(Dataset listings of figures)
§ §

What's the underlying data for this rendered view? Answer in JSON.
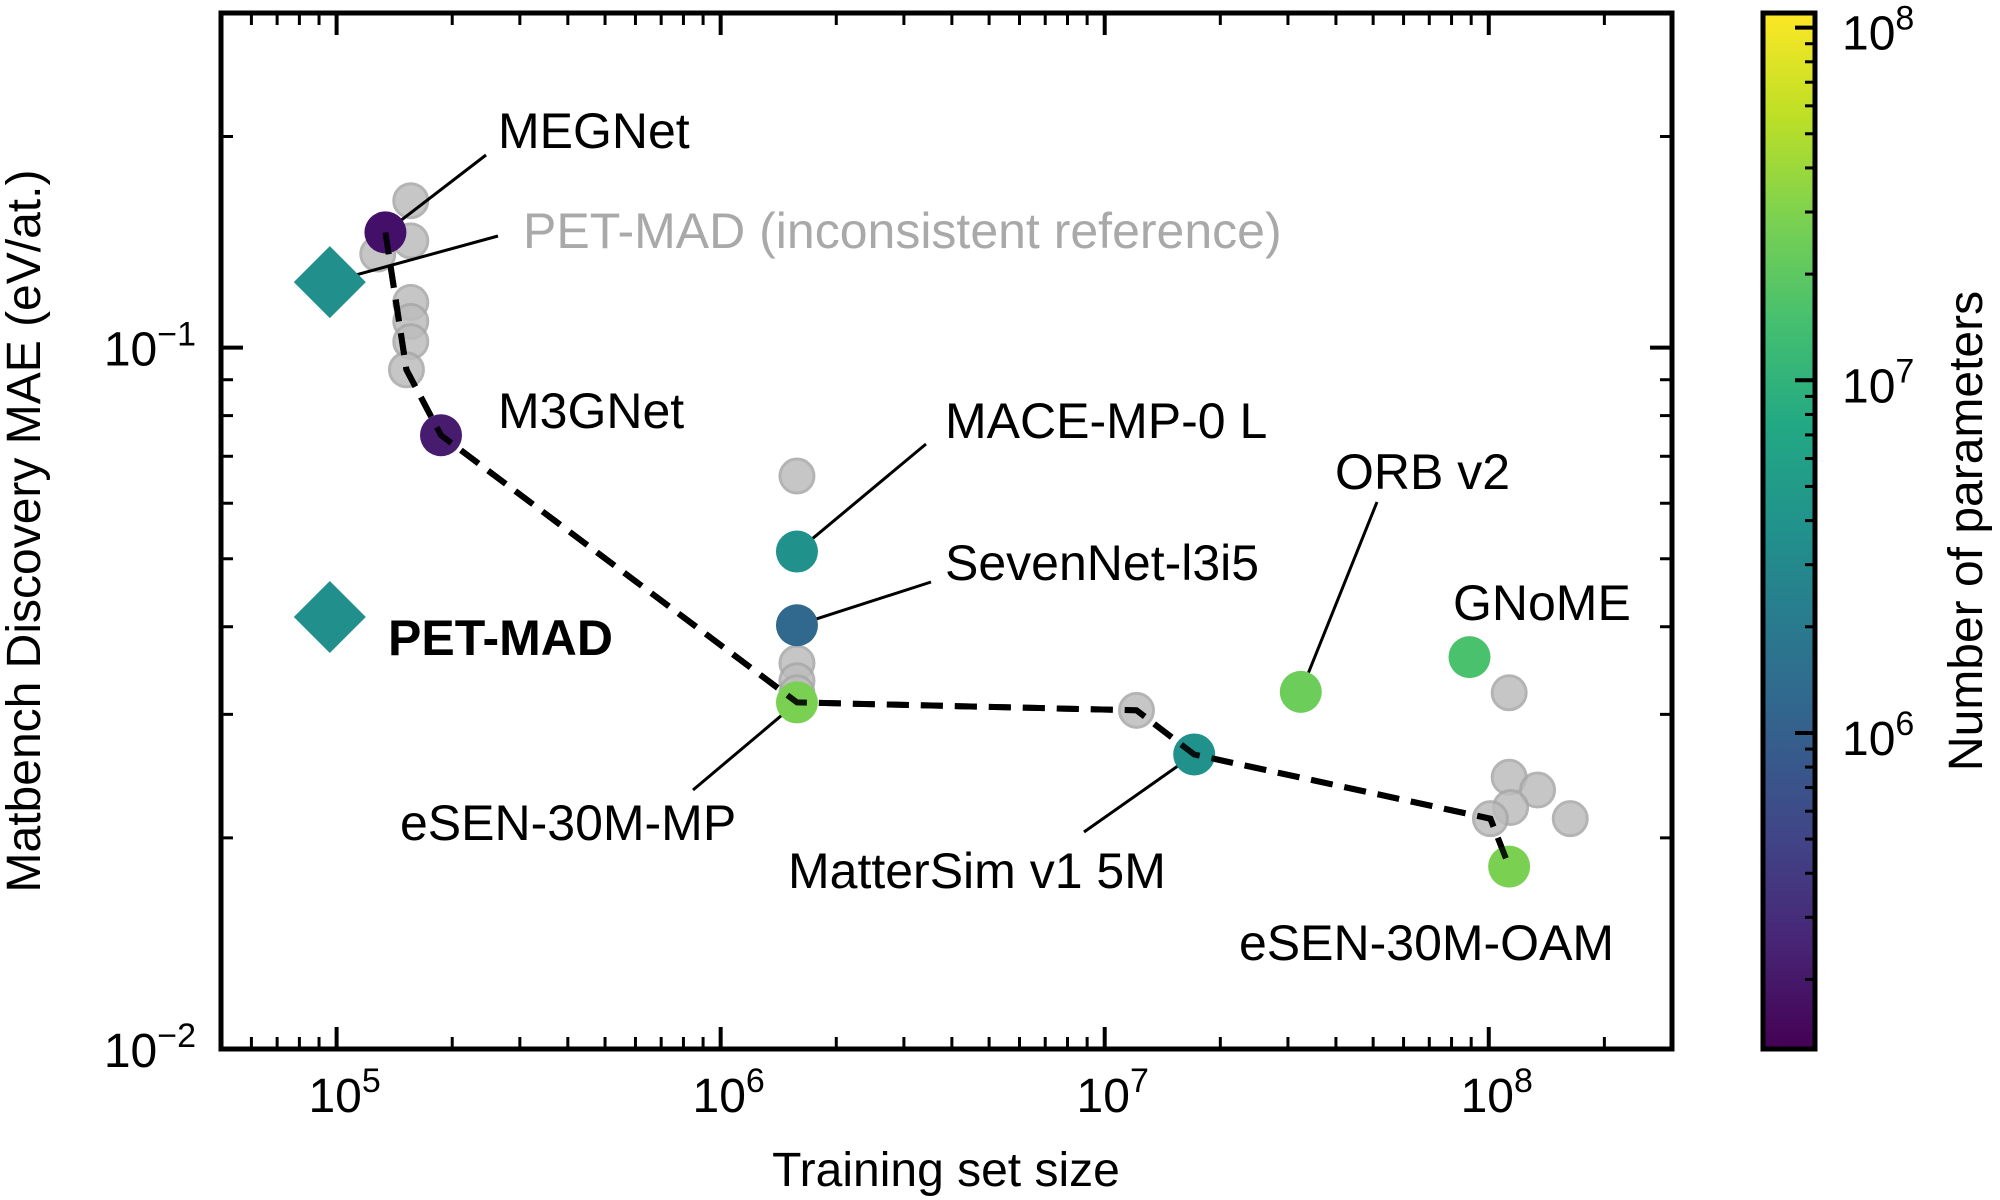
{
  "chart_data": {
    "type": "scatter",
    "title": "",
    "xlabel": "Training set size",
    "ylabel": "Matbench Discovery MAE (eV/at.)",
    "xscale": "log",
    "yscale": "log",
    "xlim": [
      50000,
      300000000
    ],
    "ylim": [
      0.01,
      0.3
    ],
    "x_ticks": [
      {
        "value": 100000,
        "base": "10",
        "exp": "5"
      },
      {
        "value": 1000000,
        "base": "10",
        "exp": "6"
      },
      {
        "value": 10000000,
        "base": "10",
        "exp": "7"
      },
      {
        "value": 100000000,
        "base": "10",
        "exp": "8"
      }
    ],
    "y_ticks": [
      {
        "value": 0.01,
        "base": "10",
        "exp": "−2"
      },
      {
        "value": 0.1,
        "base": "10",
        "exp": "−1"
      }
    ],
    "grid": false,
    "colorbar": {
      "label": "Number of parameters",
      "scale": "log",
      "colormap": "viridis",
      "range": [
        127000,
        110000000
      ],
      "ticks": [
        {
          "value": 1000000,
          "base": "10",
          "exp": "6"
        },
        {
          "value": 10000000,
          "base": "10",
          "exp": "7"
        },
        {
          "value": 100000000,
          "base": "10",
          "exp": "8"
        }
      ]
    },
    "highlighted_models": [
      {
        "name": "MEGNet",
        "x": 134000,
        "y": 0.146,
        "params": 170000,
        "color": "#440f68",
        "marker": "circle"
      },
      {
        "name": "M3GNet",
        "x": 187000,
        "y": 0.075,
        "params": 230000,
        "color": "#471c6e",
        "marker": "circle"
      },
      {
        "name": "MACE-MP-0 L",
        "x": 1580000,
        "y": 0.0512,
        "params": 4700000,
        "color": "#21918c",
        "marker": "circle"
      },
      {
        "name": "SevenNet-l3i5",
        "x": 1580000,
        "y": 0.0402,
        "params": 1200000,
        "color": "#31688e",
        "marker": "circle"
      },
      {
        "name": "eSEN-30M-MP",
        "x": 1580000,
        "y": 0.0312,
        "params": 30000000,
        "color": "#7ad151",
        "marker": "circle"
      },
      {
        "name": "MatterSim v1 5M",
        "x": 17100000,
        "y": 0.0263,
        "params": 4500000,
        "color": "#21918c",
        "marker": "circle"
      },
      {
        "name": "ORB v2",
        "x": 32400000,
        "y": 0.0323,
        "params": 25000000,
        "color": "#6ccd5a",
        "marker": "circle"
      },
      {
        "name": "GNoME",
        "x": 89100000,
        "y": 0.0362,
        "params": 16000000,
        "color": "#4ac16d",
        "marker": "circle"
      },
      {
        "name": "eSEN-30M-OAM",
        "x": 113000000,
        "y": 0.0182,
        "params": 30000000,
        "color": "#7ad151",
        "marker": "circle"
      },
      {
        "name": "PET-MAD",
        "x": 96000,
        "y": 0.0413,
        "params": 4500000,
        "color": "#21908d",
        "marker": "diamond",
        "bold": true
      },
      {
        "name": "PET-MAD (inconsistent reference)",
        "x": 96000,
        "y": 0.124,
        "params": 4500000,
        "color": "#21908d",
        "marker": "diamond",
        "label_color": "#a9a9a9"
      }
    ],
    "other_models": [
      {
        "x": 156000,
        "y": 0.162
      },
      {
        "x": 156000,
        "y": 0.142
      },
      {
        "x": 128000,
        "y": 0.136
      },
      {
        "x": 156000,
        "y": 0.116
      },
      {
        "x": 156000,
        "y": 0.109
      },
      {
        "x": 156000,
        "y": 0.102
      },
      {
        "x": 152000,
        "y": 0.093
      },
      {
        "x": 1580000,
        "y": 0.0656
      },
      {
        "x": 1580000,
        "y": 0.0355
      },
      {
        "x": 1580000,
        "y": 0.0335
      },
      {
        "x": 1580000,
        "y": 0.0322
      },
      {
        "x": 12100000,
        "y": 0.0304
      },
      {
        "x": 113000000,
        "y": 0.0322
      },
      {
        "x": 113000000,
        "y": 0.0244
      },
      {
        "x": 134000000,
        "y": 0.0234
      },
      {
        "x": 114000000,
        "y": 0.0221
      },
      {
        "x": 101000000,
        "y": 0.0213
      },
      {
        "x": 163000000,
        "y": 0.0213
      }
    ],
    "pareto_front": [
      {
        "x": 134000,
        "y": 0.146
      },
      {
        "x": 152000,
        "y": 0.093
      },
      {
        "x": 187000,
        "y": 0.075
      },
      {
        "x": 1580000,
        "y": 0.0312
      },
      {
        "x": 12100000,
        "y": 0.0304
      },
      {
        "x": 17100000,
        "y": 0.0263
      },
      {
        "x": 101000000,
        "y": 0.0213
      },
      {
        "x": 113000000,
        "y": 0.0182
      }
    ],
    "other_models_color": "#bdbdbd"
  }
}
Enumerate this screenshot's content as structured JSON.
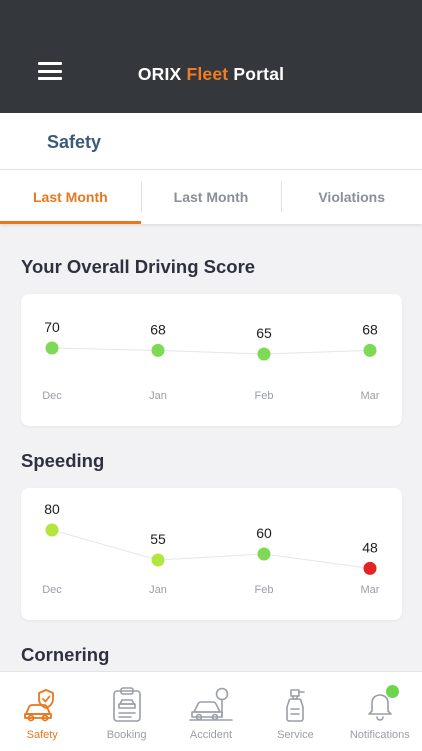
{
  "header": {
    "title_prefix": "ORIX ",
    "title_accent": "Fleet",
    "title_suffix": " Portal",
    "accent_color": "#f07e1f"
  },
  "page": {
    "title": "Safety"
  },
  "tabs": [
    {
      "label": "Last Month",
      "active": true
    },
    {
      "label": "Last Month",
      "active": false
    },
    {
      "label": "Violations",
      "active": false
    }
  ],
  "sections": {
    "driving_score": {
      "title": "Your Overall Driving Score"
    },
    "speeding": {
      "title": "Speeding"
    },
    "cornering": {
      "title": "Cornering"
    }
  },
  "chart_data": [
    {
      "type": "line",
      "categories": [
        "Dec",
        "Jan",
        "Feb",
        "Mar"
      ],
      "values": [
        70,
        68,
        65,
        68
      ],
      "point_colors": [
        "#7ed957",
        "#7ed957",
        "#7ed957",
        "#7ed957"
      ],
      "ylim": [
        40,
        90
      ],
      "grid": false
    },
    {
      "type": "line",
      "categories": [
        "Dec",
        "Jan",
        "Feb",
        "Mar"
      ],
      "values": [
        80,
        55,
        60,
        48
      ],
      "point_colors": [
        "#b3e63c",
        "#b3e63c",
        "#7ed957",
        "#e52222"
      ],
      "ylim": [
        40,
        90
      ],
      "grid": false
    }
  ],
  "bottom_nav": [
    {
      "label": "Safety",
      "icon": "car-shield-icon",
      "active": true
    },
    {
      "label": "Booking",
      "icon": "clipboard-car-icon",
      "active": false
    },
    {
      "label": "Accident",
      "icon": "car-accident-icon",
      "active": false
    },
    {
      "label": "Service",
      "icon": "spray-bottle-icon",
      "active": false
    },
    {
      "label": "Notifications",
      "icon": "bell-icon",
      "active": false,
      "badge_color": "#6bd64a"
    }
  ],
  "colors": {
    "header_bg": "#34373c",
    "active": "#e8771e",
    "page_title": "#3c5a7e"
  }
}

§ §

Task goal. Give every record back exactly as it reads, with no images.

Response to the exercise.
What's the underlying data for this rendered view? Answer in JSON.
{
  "chart_data": {
    "type": "scatter",
    "title": "",
    "xlabel": "Training set size",
    "ylabel": "Matbench Discovery MAE (eV/at.)",
    "xscale": "log",
    "yscale": "log",
    "xlim": [
      50000,
      300000000
    ],
    "ylim": [
      0.01,
      0.3
    ],
    "x_ticks": [
      {
        "value": 100000,
        "base": "10",
        "exp": "5"
      },
      {
        "value": 1000000,
        "base": "10",
        "exp": "6"
      },
      {
        "value": 10000000,
        "base": "10",
        "exp": "7"
      },
      {
        "value": 100000000,
        "base": "10",
        "exp": "8"
      }
    ],
    "y_ticks": [
      {
        "value": 0.01,
        "base": "10",
        "exp": "−2"
      },
      {
        "value": 0.1,
        "base": "10",
        "exp": "−1"
      }
    ],
    "grid": false,
    "colorbar": {
      "label": "Number of parameters",
      "scale": "log",
      "colormap": "viridis",
      "range": [
        127000,
        110000000
      ],
      "ticks": [
        {
          "value": 1000000,
          "base": "10",
          "exp": "6"
        },
        {
          "value": 10000000,
          "base": "10",
          "exp": "7"
        },
        {
          "value": 100000000,
          "base": "10",
          "exp": "8"
        }
      ]
    },
    "highlighted_models": [
      {
        "name": "MEGNet",
        "x": 134000,
        "y": 0.146,
        "params": 170000,
        "color": "#440f68",
        "marker": "circle"
      },
      {
        "name": "M3GNet",
        "x": 187000,
        "y": 0.075,
        "params": 230000,
        "color": "#471c6e",
        "marker": "circle"
      },
      {
        "name": "MACE-MP-0 L",
        "x": 1580000,
        "y": 0.0512,
        "params": 4700000,
        "color": "#21918c",
        "marker": "circle"
      },
      {
        "name": "SevenNet-l3i5",
        "x": 1580000,
        "y": 0.0402,
        "params": 1200000,
        "color": "#31688e",
        "marker": "circle"
      },
      {
        "name": "eSEN-30M-MP",
        "x": 1580000,
        "y": 0.0312,
        "params": 30000000,
        "color": "#7ad151",
        "marker": "circle"
      },
      {
        "name": "MatterSim v1 5M",
        "x": 17100000,
        "y": 0.0263,
        "params": 4500000,
        "color": "#21918c",
        "marker": "circle"
      },
      {
        "name": "ORB v2",
        "x": 32400000,
        "y": 0.0323,
        "params": 25000000,
        "color": "#6ccd5a",
        "marker": "circle"
      },
      {
        "name": "GNoME",
        "x": 89100000,
        "y": 0.0362,
        "params": 16000000,
        "color": "#4ac16d",
        "marker": "circle"
      },
      {
        "name": "eSEN-30M-OAM",
        "x": 113000000,
        "y": 0.0182,
        "params": 30000000,
        "color": "#7ad151",
        "marker": "circle"
      },
      {
        "name": "PET-MAD",
        "x": 96000,
        "y": 0.0413,
        "params": 4500000,
        "color": "#21908d",
        "marker": "diamond",
        "bold": true
      },
      {
        "name": "PET-MAD (inconsistent reference)",
        "x": 96000,
        "y": 0.124,
        "params": 4500000,
        "color": "#21908d",
        "marker": "diamond",
        "label_color": "#a9a9a9"
      }
    ],
    "other_models": [
      {
        "x": 156000,
        "y": 0.162
      },
      {
        "x": 156000,
        "y": 0.142
      },
      {
        "x": 128000,
        "y": 0.136
      },
      {
        "x": 156000,
        "y": 0.116
      },
      {
        "x": 156000,
        "y": 0.109
      },
      {
        "x": 156000,
        "y": 0.102
      },
      {
        "x": 152000,
        "y": 0.093
      },
      {
        "x": 1580000,
        "y": 0.0656
      },
      {
        "x": 1580000,
        "y": 0.0355
      },
      {
        "x": 1580000,
        "y": 0.0335
      },
      {
        "x": 1580000,
        "y": 0.0322
      },
      {
        "x": 12100000,
        "y": 0.0304
      },
      {
        "x": 113000000,
        "y": 0.0322
      },
      {
        "x": 113000000,
        "y": 0.0244
      },
      {
        "x": 134000000,
        "y": 0.0234
      },
      {
        "x": 114000000,
        "y": 0.0221
      },
      {
        "x": 101000000,
        "y": 0.0213
      },
      {
        "x": 163000000,
        "y": 0.0213
      }
    ],
    "pareto_front": [
      {
        "x": 134000,
        "y": 0.146
      },
      {
        "x": 152000,
        "y": 0.093
      },
      {
        "x": 187000,
        "y": 0.075
      },
      {
        "x": 1580000,
        "y": 0.0312
      },
      {
        "x": 12100000,
        "y": 0.0304
      },
      {
        "x": 17100000,
        "y": 0.0263
      },
      {
        "x": 101000000,
        "y": 0.0213
      },
      {
        "x": 113000000,
        "y": 0.0182
      }
    ],
    "other_models_color": "#bdbdbd"
  }
}
Enumerate this screenshot's content as structured JSON.
{
  "header": {
    "title_prefix": "ORIX ",
    "title_accent": "Fleet",
    "title_suffix": " Portal",
    "accent_color": "#f07e1f"
  },
  "page": {
    "title": "Safety"
  },
  "tabs": [
    {
      "label": "Last Month",
      "active": true
    },
    {
      "label": "Last Month",
      "active": false
    },
    {
      "label": "Violations",
      "active": false
    }
  ],
  "sections": {
    "driving_score": {
      "title": "Your Overall Driving Score"
    },
    "speeding": {
      "title": "Speeding"
    },
    "cornering": {
      "title": "Cornering"
    }
  },
  "chart_data": [
    {
      "type": "line",
      "categories": [
        "Dec",
        "Jan",
        "Feb",
        "Mar"
      ],
      "values": [
        70,
        68,
        65,
        68
      ],
      "point_colors": [
        "#7ed957",
        "#7ed957",
        "#7ed957",
        "#7ed957"
      ],
      "ylim": [
        40,
        90
      ],
      "grid": false
    },
    {
      "type": "line",
      "categories": [
        "Dec",
        "Jan",
        "Feb",
        "Mar"
      ],
      "values": [
        80,
        55,
        60,
        48
      ],
      "point_colors": [
        "#b3e63c",
        "#b3e63c",
        "#7ed957",
        "#e52222"
      ],
      "ylim": [
        40,
        90
      ],
      "grid": false
    }
  ],
  "bottom_nav": [
    {
      "label": "Safety",
      "icon": "car-shield-icon",
      "active": true
    },
    {
      "label": "Booking",
      "icon": "clipboard-car-icon",
      "active": false
    },
    {
      "label": "Accident",
      "icon": "car-accident-icon",
      "active": false
    },
    {
      "label": "Service",
      "icon": "spray-bottle-icon",
      "active": false
    },
    {
      "label": "Notifications",
      "icon": "bell-icon",
      "active": false,
      "badge_color": "#6bd64a"
    }
  ],
  "colors": {
    "header_bg": "#34373c",
    "active": "#e8771e",
    "page_title": "#3c5a7e"
  }
}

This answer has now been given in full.